SHORT PROBLEM:
Count every line that has the word "Mbps". Give the number, without anything more.

* Start AVAILABLE DATA *

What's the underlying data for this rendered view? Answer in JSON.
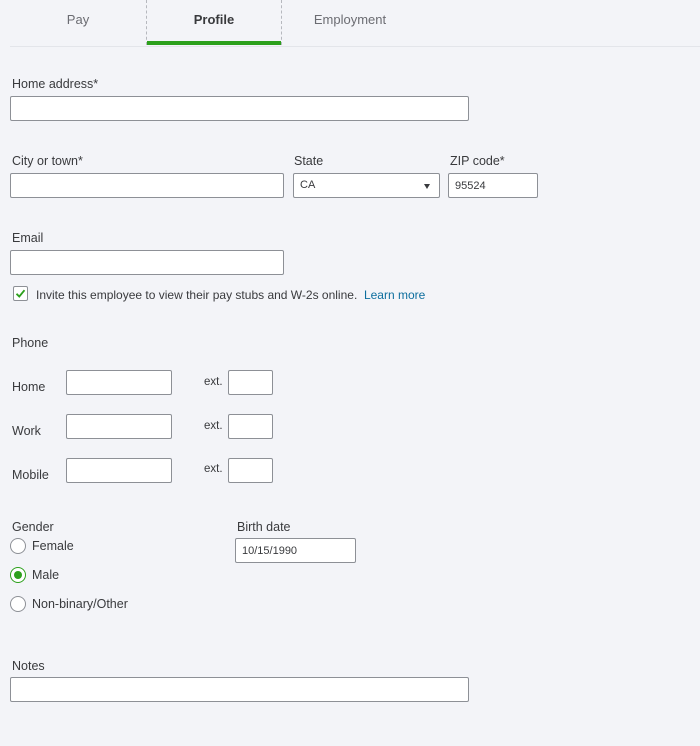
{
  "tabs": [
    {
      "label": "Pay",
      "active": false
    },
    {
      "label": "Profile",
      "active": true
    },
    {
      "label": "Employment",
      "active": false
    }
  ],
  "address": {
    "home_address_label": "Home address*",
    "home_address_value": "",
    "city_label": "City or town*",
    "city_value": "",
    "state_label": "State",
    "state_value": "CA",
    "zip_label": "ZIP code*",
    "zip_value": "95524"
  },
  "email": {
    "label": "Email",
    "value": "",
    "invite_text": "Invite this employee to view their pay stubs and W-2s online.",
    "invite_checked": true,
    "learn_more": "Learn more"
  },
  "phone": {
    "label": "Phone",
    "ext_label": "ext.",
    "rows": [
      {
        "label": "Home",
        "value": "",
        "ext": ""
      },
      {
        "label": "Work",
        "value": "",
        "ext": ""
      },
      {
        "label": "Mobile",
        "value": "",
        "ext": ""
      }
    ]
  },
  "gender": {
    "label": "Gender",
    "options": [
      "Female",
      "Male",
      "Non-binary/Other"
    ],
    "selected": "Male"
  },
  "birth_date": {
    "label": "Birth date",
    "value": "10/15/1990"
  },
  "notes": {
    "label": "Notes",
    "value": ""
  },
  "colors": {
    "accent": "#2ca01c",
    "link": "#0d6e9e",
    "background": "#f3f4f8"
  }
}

* End AVAILABLE DATA *
* Start AVAILABLE DATA *

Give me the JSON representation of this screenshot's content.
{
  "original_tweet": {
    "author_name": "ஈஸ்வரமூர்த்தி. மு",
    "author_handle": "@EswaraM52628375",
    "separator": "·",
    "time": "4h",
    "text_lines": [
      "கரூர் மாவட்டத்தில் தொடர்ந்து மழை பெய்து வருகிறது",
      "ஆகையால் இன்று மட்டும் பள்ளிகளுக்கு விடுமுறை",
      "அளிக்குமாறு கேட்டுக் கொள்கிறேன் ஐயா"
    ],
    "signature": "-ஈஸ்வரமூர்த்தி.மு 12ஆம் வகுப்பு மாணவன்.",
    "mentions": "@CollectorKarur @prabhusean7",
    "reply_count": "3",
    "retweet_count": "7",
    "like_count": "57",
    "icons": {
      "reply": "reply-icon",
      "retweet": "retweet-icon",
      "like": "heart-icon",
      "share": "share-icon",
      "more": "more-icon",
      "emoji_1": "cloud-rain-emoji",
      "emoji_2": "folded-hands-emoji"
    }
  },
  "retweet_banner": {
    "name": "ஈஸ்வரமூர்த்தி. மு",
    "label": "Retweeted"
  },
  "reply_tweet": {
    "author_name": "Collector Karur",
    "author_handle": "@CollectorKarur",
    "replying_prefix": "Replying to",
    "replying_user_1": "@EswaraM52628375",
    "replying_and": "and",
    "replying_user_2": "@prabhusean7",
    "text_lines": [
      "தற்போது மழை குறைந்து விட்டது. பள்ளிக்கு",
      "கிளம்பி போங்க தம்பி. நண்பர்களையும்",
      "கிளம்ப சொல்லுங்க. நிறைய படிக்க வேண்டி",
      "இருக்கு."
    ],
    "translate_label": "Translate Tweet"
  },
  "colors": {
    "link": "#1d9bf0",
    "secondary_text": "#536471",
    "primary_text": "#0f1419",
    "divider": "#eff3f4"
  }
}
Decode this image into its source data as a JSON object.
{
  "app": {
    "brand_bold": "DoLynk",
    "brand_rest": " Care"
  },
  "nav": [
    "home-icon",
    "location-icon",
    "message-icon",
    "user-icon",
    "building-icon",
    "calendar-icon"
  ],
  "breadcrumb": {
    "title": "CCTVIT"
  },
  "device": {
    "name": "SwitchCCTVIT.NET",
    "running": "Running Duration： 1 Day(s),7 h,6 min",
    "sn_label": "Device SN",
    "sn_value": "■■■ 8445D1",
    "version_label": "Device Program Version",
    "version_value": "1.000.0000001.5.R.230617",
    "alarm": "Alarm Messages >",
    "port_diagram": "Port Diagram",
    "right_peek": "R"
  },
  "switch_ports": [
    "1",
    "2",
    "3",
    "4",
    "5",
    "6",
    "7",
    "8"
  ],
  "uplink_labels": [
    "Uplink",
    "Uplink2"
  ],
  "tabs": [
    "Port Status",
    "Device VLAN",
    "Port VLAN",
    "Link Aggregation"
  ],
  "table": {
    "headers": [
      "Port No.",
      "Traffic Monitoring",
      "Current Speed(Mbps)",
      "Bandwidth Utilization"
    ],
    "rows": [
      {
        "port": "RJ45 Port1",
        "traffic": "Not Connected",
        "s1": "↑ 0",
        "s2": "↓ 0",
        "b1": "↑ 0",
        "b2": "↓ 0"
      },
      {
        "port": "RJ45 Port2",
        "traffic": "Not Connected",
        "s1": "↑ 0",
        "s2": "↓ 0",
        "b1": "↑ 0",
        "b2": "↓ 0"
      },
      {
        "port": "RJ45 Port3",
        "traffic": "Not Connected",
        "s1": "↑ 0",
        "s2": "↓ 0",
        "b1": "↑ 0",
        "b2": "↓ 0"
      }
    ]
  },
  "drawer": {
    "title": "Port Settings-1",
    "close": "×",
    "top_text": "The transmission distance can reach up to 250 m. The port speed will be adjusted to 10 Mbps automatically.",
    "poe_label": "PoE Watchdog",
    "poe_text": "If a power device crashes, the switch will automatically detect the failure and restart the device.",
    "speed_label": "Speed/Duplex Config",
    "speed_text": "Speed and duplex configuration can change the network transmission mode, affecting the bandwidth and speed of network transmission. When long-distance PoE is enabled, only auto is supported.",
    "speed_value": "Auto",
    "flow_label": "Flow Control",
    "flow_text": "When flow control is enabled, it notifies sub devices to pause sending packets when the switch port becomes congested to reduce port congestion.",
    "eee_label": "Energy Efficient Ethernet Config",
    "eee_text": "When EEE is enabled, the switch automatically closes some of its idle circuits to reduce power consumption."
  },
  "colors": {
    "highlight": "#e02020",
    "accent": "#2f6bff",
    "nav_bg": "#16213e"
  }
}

* End AVAILABLE DATA *
* Start AVAILABLE DATA *

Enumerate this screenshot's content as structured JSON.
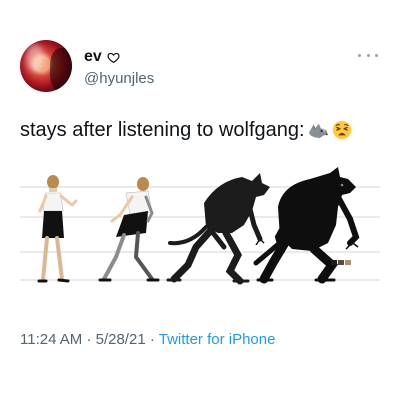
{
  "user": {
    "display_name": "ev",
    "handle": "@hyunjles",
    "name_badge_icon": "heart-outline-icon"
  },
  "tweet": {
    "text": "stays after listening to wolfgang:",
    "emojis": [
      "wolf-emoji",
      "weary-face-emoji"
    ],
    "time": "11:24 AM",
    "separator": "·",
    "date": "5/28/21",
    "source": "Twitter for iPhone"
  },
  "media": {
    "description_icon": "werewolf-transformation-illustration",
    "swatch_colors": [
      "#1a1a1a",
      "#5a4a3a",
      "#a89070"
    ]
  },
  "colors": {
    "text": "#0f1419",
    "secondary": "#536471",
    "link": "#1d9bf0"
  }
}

* End AVAILABLE DATA *

RESPONSE TO THIS EXERCISE:
2